■ Records provided
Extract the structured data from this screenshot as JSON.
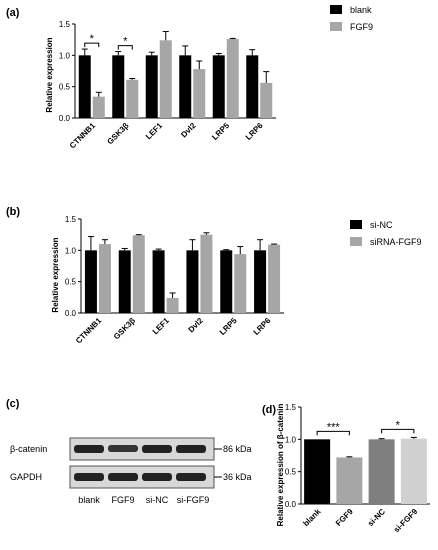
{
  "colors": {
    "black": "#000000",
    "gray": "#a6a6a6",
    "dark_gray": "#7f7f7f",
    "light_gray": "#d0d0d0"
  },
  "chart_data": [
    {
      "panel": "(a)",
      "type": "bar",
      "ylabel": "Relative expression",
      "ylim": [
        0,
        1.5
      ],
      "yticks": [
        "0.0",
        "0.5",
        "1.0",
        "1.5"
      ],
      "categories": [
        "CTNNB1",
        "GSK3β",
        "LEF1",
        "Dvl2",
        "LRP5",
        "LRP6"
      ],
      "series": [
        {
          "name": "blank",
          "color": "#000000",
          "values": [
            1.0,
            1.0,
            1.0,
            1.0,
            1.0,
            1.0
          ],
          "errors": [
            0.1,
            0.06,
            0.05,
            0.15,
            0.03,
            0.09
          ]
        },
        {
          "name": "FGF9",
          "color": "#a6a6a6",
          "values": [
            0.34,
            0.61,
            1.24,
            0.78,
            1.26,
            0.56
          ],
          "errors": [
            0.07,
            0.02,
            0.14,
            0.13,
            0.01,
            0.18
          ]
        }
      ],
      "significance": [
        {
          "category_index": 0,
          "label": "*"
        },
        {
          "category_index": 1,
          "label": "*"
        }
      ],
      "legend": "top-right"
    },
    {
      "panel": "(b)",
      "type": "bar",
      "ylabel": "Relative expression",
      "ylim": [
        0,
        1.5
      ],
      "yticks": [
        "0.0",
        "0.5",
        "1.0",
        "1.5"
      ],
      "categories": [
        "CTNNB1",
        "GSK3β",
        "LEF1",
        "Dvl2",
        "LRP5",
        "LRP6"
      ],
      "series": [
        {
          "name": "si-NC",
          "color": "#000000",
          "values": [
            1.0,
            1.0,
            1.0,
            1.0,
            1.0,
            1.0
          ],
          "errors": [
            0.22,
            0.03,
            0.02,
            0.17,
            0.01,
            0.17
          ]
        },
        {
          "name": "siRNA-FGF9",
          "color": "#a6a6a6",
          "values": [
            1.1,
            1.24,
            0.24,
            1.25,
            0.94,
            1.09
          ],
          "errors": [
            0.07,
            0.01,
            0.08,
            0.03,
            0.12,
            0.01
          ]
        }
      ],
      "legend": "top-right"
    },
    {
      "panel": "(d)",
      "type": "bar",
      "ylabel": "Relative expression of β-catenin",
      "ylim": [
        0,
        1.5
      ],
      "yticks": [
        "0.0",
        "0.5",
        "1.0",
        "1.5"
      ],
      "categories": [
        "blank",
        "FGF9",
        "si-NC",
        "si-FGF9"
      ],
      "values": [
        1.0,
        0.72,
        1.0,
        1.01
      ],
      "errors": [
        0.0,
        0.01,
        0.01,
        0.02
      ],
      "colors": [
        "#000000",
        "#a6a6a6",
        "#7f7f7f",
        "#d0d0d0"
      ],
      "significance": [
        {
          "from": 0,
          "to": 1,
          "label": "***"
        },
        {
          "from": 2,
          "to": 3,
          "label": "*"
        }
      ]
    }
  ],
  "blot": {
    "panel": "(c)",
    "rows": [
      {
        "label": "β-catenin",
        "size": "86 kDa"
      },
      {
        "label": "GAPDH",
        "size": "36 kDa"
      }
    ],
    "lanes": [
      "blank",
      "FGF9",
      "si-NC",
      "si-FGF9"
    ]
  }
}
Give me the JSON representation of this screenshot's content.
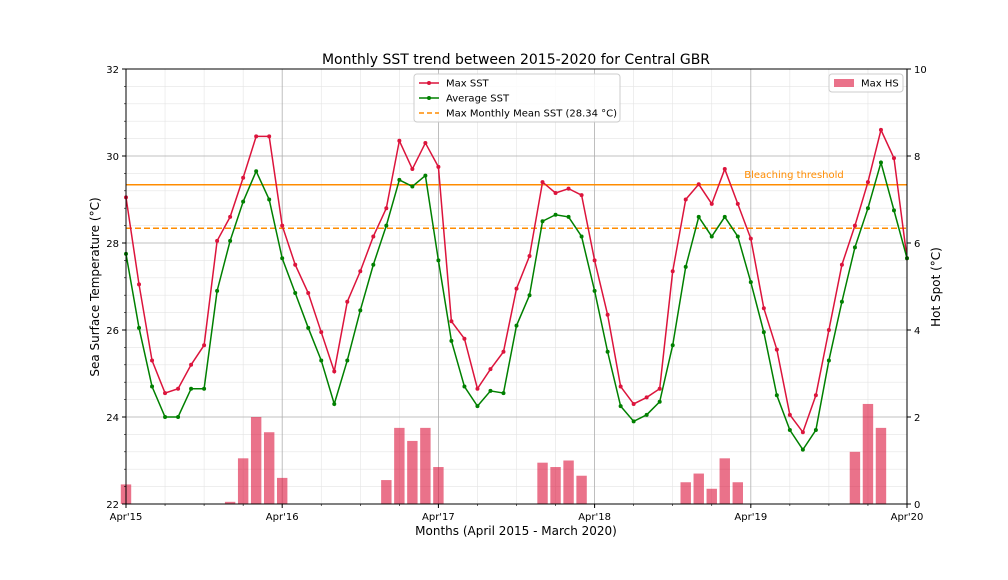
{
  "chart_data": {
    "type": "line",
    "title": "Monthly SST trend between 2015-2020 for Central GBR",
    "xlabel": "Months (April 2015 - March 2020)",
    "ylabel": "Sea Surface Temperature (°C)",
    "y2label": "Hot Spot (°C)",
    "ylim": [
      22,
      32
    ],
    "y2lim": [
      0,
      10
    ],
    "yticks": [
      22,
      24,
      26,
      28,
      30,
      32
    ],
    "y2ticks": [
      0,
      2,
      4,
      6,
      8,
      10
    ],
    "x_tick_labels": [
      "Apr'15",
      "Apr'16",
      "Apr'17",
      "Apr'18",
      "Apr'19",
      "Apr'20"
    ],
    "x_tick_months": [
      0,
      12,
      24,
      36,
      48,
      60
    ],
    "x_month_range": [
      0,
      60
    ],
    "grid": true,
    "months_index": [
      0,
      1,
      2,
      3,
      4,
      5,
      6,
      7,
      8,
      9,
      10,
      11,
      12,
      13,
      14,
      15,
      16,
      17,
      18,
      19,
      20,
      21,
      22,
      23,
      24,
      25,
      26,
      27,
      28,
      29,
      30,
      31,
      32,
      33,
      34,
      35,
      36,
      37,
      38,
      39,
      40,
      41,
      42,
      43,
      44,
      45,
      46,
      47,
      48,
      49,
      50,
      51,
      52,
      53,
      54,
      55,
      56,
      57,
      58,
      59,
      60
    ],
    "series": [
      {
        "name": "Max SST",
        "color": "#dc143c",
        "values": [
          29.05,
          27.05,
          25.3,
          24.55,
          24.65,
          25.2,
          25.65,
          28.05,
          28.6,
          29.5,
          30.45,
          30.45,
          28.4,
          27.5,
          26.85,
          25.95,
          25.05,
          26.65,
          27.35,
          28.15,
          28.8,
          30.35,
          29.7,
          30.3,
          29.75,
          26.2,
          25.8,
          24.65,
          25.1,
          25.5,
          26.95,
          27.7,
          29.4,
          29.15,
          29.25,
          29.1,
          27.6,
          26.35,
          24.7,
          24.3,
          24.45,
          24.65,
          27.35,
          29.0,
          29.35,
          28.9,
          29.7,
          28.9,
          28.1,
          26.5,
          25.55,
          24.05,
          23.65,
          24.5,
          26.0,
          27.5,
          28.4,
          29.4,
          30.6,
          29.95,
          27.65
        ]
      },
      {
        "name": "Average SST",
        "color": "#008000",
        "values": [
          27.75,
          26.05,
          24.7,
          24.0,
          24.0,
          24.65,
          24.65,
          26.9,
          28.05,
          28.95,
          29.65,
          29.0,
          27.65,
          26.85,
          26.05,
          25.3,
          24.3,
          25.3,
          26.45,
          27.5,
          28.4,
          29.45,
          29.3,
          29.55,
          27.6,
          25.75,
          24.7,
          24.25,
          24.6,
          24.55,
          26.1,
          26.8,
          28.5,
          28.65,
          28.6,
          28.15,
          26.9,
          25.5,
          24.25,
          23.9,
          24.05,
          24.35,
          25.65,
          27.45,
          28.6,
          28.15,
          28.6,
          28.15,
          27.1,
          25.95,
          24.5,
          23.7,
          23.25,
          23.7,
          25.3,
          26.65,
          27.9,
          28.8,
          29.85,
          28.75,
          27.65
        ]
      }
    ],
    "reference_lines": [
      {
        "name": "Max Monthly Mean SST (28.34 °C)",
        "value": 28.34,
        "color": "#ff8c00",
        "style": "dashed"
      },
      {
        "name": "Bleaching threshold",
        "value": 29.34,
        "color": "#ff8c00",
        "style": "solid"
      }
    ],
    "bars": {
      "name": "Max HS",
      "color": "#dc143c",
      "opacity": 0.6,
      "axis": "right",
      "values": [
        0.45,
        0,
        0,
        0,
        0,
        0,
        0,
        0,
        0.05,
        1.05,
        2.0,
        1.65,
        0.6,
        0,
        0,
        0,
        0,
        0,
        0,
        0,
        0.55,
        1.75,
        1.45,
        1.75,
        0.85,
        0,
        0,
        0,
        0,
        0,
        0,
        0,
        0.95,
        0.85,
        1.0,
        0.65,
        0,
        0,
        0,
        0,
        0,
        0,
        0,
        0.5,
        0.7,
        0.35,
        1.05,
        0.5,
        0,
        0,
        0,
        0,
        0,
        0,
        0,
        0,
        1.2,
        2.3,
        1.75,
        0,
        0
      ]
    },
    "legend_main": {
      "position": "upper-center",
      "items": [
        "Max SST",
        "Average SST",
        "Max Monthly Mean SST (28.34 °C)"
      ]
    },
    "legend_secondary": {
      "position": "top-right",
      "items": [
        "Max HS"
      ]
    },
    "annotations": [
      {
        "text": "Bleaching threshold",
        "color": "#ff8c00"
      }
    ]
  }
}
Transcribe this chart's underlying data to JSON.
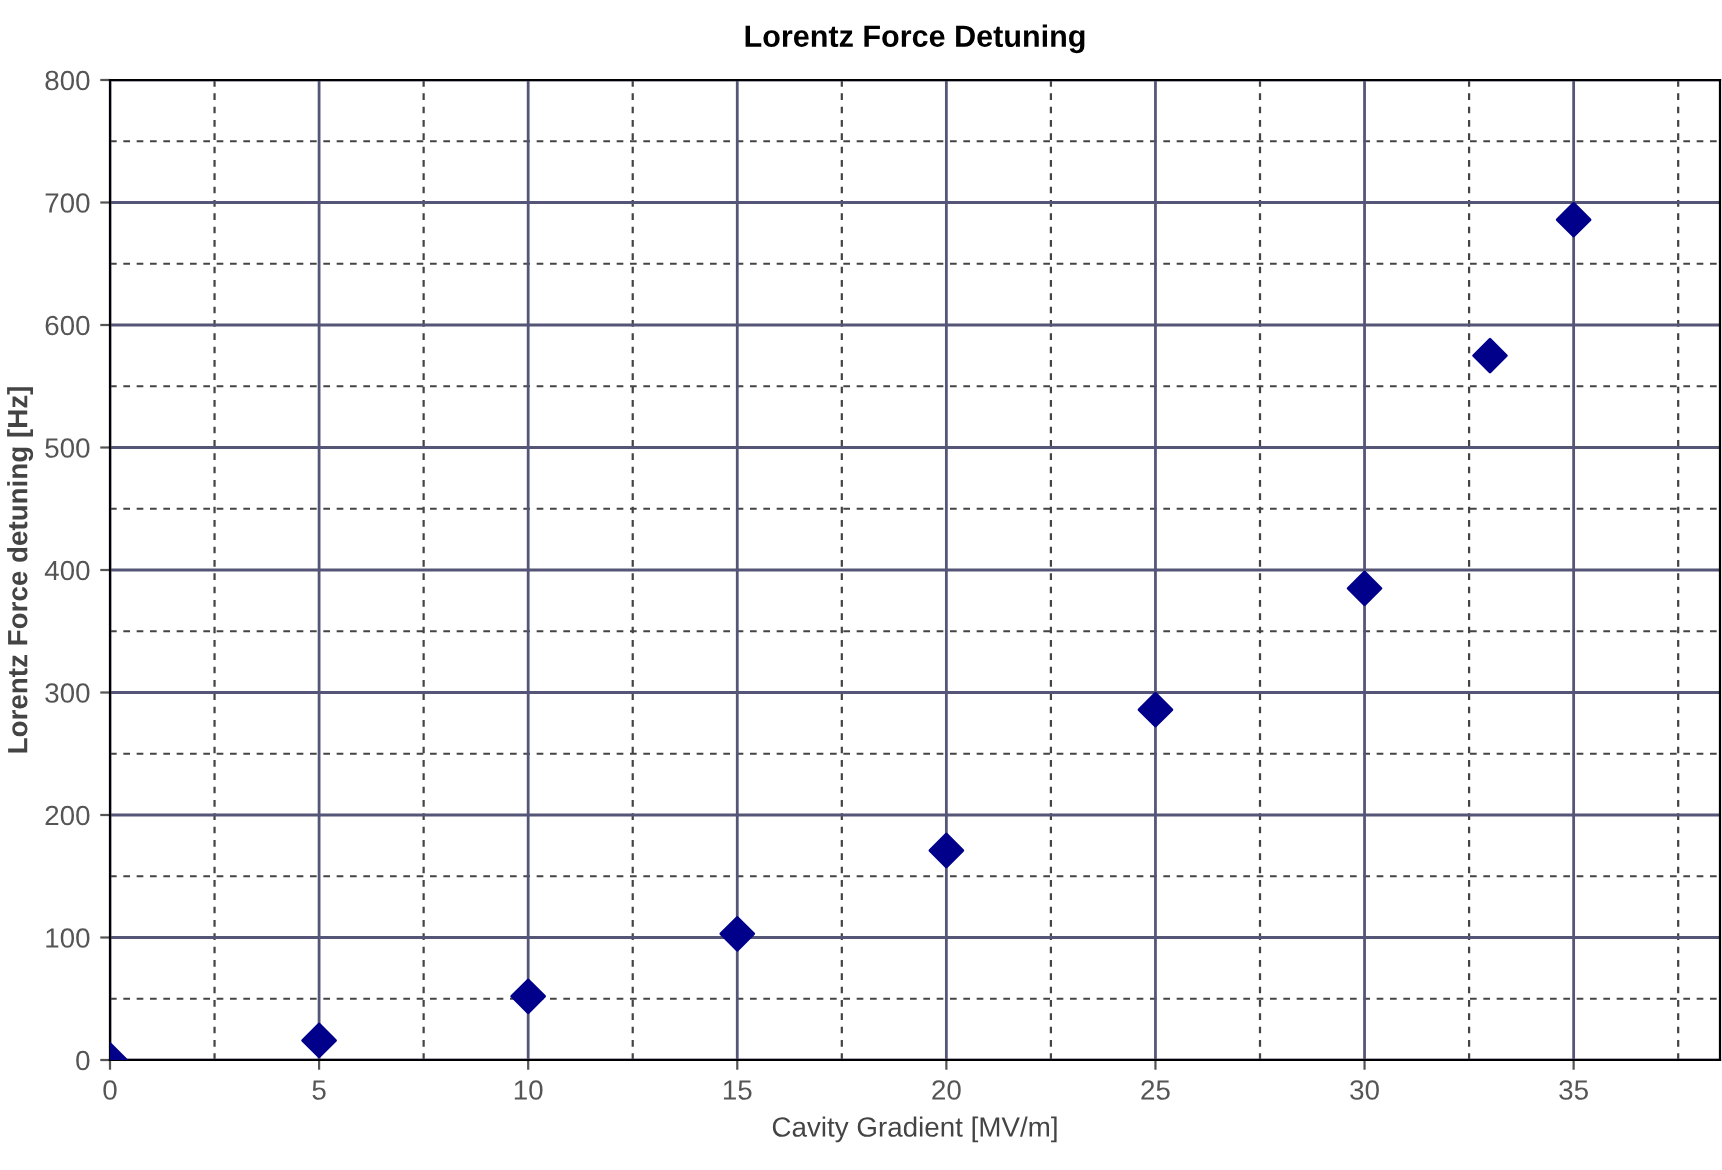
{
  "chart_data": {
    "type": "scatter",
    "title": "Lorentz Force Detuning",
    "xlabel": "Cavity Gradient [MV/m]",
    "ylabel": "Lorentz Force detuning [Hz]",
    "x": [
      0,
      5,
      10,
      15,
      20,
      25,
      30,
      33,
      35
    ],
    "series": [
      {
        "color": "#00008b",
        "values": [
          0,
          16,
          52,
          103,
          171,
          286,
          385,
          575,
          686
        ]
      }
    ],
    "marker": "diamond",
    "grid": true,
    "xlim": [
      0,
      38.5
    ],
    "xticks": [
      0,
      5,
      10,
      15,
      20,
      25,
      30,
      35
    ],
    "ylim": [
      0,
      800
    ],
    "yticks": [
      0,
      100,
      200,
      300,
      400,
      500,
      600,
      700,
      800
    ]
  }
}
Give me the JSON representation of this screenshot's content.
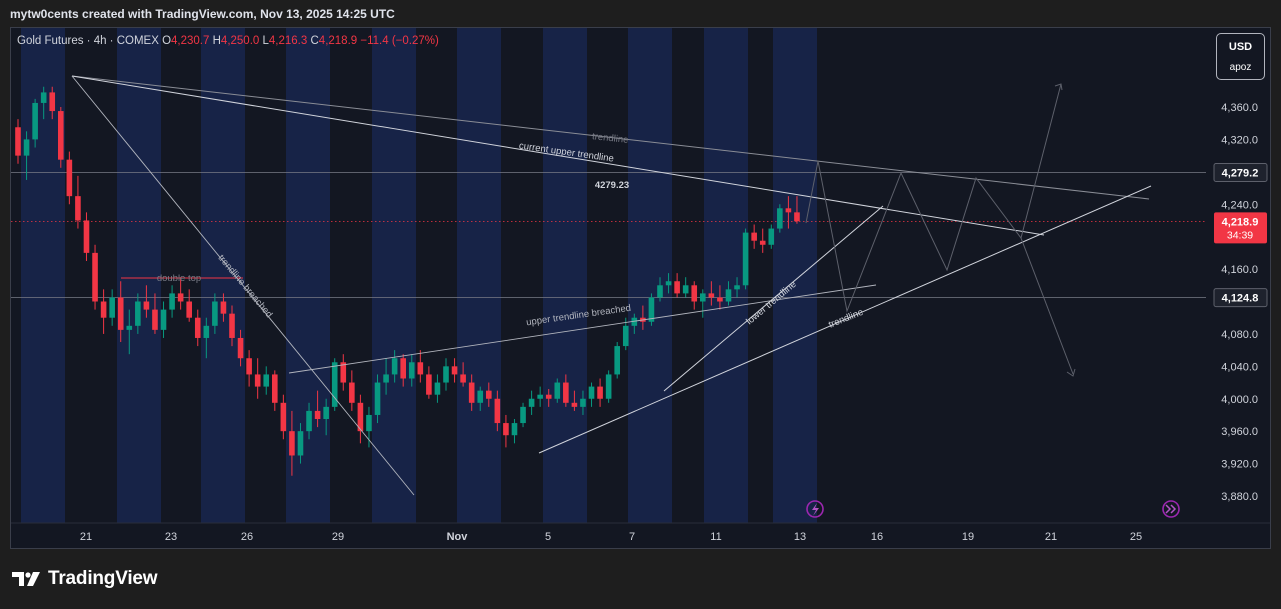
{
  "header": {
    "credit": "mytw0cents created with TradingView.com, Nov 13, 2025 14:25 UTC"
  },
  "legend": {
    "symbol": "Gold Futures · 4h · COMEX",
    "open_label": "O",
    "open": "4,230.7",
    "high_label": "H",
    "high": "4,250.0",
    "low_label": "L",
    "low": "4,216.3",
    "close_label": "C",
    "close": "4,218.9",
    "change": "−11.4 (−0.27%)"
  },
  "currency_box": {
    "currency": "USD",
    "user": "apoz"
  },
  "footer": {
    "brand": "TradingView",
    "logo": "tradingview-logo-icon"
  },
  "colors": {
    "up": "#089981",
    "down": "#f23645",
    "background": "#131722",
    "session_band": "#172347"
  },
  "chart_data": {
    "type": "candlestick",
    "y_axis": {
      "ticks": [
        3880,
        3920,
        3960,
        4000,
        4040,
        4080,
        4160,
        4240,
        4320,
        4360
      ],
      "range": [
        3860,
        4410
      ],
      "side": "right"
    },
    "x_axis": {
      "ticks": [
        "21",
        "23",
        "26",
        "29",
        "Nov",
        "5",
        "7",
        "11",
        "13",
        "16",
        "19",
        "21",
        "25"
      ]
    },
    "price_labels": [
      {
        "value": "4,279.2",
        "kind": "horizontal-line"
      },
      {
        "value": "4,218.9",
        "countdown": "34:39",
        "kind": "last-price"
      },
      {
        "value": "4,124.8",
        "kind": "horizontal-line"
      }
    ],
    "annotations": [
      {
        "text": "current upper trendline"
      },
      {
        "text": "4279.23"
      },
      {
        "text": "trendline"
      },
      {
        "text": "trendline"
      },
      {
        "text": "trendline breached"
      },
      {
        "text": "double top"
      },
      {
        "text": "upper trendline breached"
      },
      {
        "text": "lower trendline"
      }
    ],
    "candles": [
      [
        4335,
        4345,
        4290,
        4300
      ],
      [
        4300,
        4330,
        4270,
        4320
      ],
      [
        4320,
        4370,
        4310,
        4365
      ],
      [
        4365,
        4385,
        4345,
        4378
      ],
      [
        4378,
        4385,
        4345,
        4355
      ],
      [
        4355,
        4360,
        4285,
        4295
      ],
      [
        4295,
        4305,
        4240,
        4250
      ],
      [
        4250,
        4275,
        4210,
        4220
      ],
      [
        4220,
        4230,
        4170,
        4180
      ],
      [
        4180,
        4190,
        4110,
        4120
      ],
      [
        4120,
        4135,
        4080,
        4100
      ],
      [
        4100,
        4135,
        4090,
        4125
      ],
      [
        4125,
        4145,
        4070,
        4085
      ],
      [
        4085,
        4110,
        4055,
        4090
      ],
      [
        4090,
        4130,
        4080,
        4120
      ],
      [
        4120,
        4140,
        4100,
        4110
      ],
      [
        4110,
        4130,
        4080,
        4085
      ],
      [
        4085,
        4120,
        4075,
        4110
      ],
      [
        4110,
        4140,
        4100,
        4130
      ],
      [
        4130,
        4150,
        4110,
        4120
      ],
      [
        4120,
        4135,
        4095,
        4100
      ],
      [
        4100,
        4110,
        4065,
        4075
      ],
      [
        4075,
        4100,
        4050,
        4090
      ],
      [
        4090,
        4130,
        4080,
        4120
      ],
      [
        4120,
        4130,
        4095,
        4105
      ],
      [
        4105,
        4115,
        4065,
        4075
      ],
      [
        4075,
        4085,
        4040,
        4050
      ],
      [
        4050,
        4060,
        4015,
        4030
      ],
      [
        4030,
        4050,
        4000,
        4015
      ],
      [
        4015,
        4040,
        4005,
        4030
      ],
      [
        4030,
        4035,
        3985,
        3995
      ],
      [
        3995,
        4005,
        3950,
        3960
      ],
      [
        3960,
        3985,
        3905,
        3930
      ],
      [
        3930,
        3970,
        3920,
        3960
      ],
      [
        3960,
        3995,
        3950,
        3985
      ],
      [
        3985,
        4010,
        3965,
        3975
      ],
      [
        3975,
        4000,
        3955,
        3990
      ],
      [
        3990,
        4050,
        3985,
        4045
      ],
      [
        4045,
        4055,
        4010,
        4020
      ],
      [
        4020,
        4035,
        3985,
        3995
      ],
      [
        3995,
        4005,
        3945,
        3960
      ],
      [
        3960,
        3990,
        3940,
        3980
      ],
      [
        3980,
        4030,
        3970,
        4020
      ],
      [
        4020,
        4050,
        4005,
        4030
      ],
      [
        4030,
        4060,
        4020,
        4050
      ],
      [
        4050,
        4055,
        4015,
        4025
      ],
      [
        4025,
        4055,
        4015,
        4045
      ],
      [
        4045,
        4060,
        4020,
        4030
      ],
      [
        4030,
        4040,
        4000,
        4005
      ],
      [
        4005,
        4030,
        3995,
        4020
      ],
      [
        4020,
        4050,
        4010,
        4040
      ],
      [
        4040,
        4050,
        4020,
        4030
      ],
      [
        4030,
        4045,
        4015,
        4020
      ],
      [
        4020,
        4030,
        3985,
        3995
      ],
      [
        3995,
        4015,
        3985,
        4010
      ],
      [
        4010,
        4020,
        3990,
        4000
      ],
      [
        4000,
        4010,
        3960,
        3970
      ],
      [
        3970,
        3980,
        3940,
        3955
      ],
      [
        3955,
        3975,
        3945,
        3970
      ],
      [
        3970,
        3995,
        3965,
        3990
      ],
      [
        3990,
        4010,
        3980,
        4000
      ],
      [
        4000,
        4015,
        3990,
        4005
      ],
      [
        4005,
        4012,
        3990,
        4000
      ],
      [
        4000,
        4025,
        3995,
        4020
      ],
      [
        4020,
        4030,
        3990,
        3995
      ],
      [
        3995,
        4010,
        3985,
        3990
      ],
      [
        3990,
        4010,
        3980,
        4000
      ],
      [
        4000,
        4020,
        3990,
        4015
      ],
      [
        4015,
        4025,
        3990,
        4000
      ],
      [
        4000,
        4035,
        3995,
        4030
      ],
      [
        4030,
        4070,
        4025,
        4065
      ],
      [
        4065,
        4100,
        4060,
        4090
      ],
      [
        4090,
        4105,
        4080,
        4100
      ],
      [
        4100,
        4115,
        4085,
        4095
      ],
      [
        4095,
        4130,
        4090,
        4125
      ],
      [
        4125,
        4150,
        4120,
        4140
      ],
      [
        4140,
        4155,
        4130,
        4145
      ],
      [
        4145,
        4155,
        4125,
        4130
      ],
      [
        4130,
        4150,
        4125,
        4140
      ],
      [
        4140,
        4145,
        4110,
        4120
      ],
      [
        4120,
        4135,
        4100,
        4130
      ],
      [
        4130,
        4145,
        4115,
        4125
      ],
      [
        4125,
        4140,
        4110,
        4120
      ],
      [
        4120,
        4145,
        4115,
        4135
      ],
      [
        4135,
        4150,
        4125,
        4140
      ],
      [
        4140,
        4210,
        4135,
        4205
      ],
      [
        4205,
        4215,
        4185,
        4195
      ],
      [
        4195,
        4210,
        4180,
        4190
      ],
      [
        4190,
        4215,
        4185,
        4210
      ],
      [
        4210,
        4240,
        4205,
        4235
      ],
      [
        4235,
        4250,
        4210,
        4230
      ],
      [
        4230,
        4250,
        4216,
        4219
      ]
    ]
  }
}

■ Task description
Search the records for the word "this" and copy every line where it occurs.

■ Output
Extract the structured data from this screenshot as JSON.
Give me the JSON representation of this screenshot's content.
Transcribe this chart's underlying data to JSON.
Give me the JSON representation of this screenshot's content.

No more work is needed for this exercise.